* **Short problem**: Take the entries below and reproduce them word for word.

* **Material to process**:
>> start

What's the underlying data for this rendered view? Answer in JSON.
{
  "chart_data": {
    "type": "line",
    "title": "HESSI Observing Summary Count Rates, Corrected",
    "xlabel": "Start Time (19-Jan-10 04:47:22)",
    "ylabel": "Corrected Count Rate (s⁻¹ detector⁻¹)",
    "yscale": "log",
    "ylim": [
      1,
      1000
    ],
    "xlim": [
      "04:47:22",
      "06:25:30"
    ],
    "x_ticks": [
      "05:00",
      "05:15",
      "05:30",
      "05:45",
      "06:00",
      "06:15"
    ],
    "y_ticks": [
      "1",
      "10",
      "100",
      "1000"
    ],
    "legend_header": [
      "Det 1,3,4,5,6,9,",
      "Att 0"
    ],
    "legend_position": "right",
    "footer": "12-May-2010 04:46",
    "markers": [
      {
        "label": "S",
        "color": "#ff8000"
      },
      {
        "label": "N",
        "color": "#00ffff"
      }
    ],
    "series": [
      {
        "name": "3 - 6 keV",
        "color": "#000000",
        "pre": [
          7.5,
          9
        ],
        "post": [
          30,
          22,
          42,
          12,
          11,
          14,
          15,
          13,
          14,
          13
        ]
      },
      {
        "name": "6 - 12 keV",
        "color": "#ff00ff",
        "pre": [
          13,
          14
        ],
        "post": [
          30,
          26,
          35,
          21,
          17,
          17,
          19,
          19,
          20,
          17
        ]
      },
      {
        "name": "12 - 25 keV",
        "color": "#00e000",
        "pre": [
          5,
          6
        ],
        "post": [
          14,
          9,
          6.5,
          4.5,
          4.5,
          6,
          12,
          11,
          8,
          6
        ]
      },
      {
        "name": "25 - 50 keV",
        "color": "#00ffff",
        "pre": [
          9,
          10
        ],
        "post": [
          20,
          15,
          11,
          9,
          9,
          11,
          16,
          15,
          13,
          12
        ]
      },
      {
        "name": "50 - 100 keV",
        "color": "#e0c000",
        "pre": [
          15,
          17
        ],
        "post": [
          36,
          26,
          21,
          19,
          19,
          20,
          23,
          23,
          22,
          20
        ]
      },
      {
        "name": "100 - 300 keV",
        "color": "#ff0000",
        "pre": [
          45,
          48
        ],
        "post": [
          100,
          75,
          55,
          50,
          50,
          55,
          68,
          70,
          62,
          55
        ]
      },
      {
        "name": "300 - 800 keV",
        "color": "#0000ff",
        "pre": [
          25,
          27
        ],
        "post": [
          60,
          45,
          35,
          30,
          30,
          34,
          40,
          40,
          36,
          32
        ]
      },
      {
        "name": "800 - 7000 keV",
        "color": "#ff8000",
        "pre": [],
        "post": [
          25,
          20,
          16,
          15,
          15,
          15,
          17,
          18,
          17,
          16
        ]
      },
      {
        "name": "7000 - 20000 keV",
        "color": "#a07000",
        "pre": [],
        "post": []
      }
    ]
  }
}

>> end

* **Answer to the exercise**:
What's the underlying data for this rendered view? Answer in JSON.
{
  "chart_data": {
    "type": "line",
    "title": "HESSI Observing Summary Count Rates, Corrected",
    "xlabel": "Start Time (19-Jan-10 04:47:22)",
    "ylabel": "Corrected Count Rate (s⁻¹ detector⁻¹)",
    "yscale": "log",
    "ylim": [
      1,
      1000
    ],
    "xlim": [
      "04:47:22",
      "06:25:30"
    ],
    "x_ticks": [
      "05:00",
      "05:15",
      "05:30",
      "05:45",
      "06:00",
      "06:15"
    ],
    "y_ticks": [
      "1",
      "10",
      "100",
      "1000"
    ],
    "legend_header": [
      "Det 1,3,4,5,6,9,",
      "Att 0"
    ],
    "legend_position": "right",
    "footer": "12-May-2010 04:46",
    "markers": [
      {
        "label": "S",
        "color": "#ff8000"
      },
      {
        "label": "N",
        "color": "#00ffff"
      }
    ],
    "series": [
      {
        "name": "3 - 6 keV",
        "color": "#000000",
        "pre": [
          7.5,
          9
        ],
        "post": [
          30,
          22,
          42,
          12,
          11,
          14,
          15,
          13,
          14,
          13
        ]
      },
      {
        "name": "6 - 12 keV",
        "color": "#ff00ff",
        "pre": [
          13,
          14
        ],
        "post": [
          30,
          26,
          35,
          21,
          17,
          17,
          19,
          19,
          20,
          17
        ]
      },
      {
        "name": "12 - 25 keV",
        "color": "#00e000",
        "pre": [
          5,
          6
        ],
        "post": [
          14,
          9,
          6.5,
          4.5,
          4.5,
          6,
          12,
          11,
          8,
          6
        ]
      },
      {
        "name": "25 - 50 keV",
        "color": "#00ffff",
        "pre": [
          9,
          10
        ],
        "post": [
          20,
          15,
          11,
          9,
          9,
          11,
          16,
          15,
          13,
          12
        ]
      },
      {
        "name": "50 - 100 keV",
        "color": "#e0c000",
        "pre": [
          15,
          17
        ],
        "post": [
          36,
          26,
          21,
          19,
          19,
          20,
          23,
          23,
          22,
          20
        ]
      },
      {
        "name": "100 - 300 keV",
        "color": "#ff0000",
        "pre": [
          45,
          48
        ],
        "post": [
          100,
          75,
          55,
          50,
          50,
          55,
          68,
          70,
          62,
          55
        ]
      },
      {
        "name": "300 - 800 keV",
        "color": "#0000ff",
        "pre": [
          25,
          27
        ],
        "post": [
          60,
          45,
          35,
          30,
          30,
          34,
          40,
          40,
          36,
          32
        ]
      },
      {
        "name": "800 - 7000 keV",
        "color": "#ff8000",
        "pre": [],
        "post": [
          25,
          20,
          16,
          15,
          15,
          15,
          17,
          18,
          17,
          16
        ]
      },
      {
        "name": "7000 - 20000 keV",
        "color": "#a07000",
        "pre": [],
        "post": []
      }
    ]
  }
}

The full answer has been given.